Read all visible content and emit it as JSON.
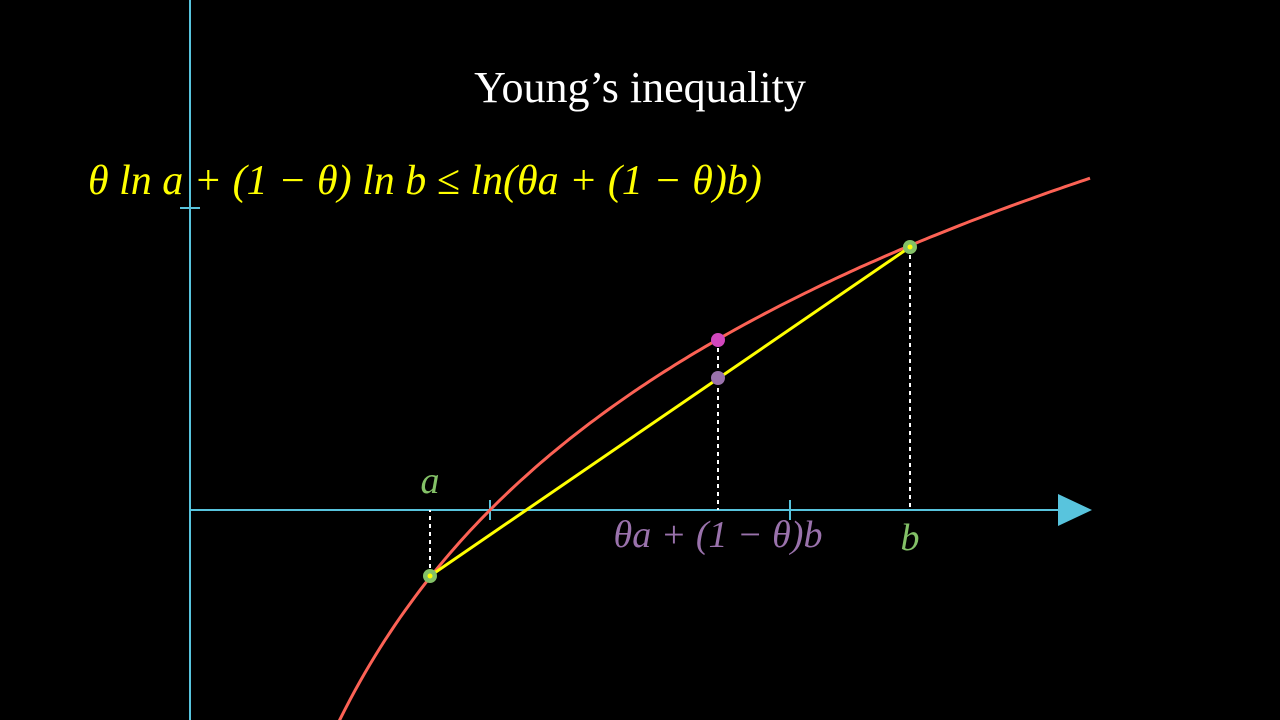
{
  "title": "Young’s inequality",
  "formula": "θ ln a + (1 − θ) ln b ≤ ln(θa + (1 − θ)b)",
  "labels": {
    "a": "a",
    "b": "b",
    "mix": "θa + (1 − θ)b"
  }
}
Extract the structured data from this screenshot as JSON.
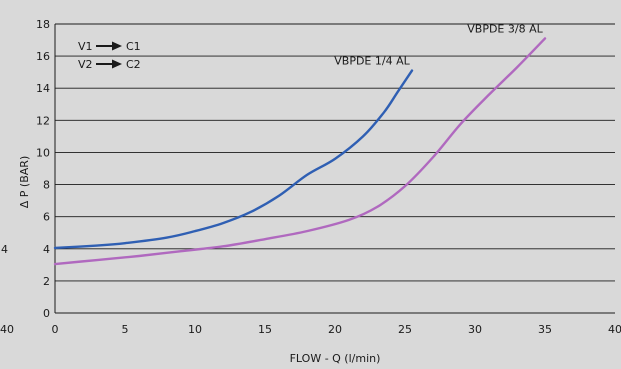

Task details: Quote every line of the records above exactly; no picture is to be copied.

Response to the task:
Read all visible content and emit it as JSON.
{
  "title": "Young’s inequality",
  "formula": "θ ln a + (1 − θ) ln b ≤ ln(θa + (1 − θ)b)",
  "labels": {
    "a": "a",
    "b": "b",
    "mix": "θa + (1 − θ)b"
  }
}
Extract the structured data from this screenshot as JSON.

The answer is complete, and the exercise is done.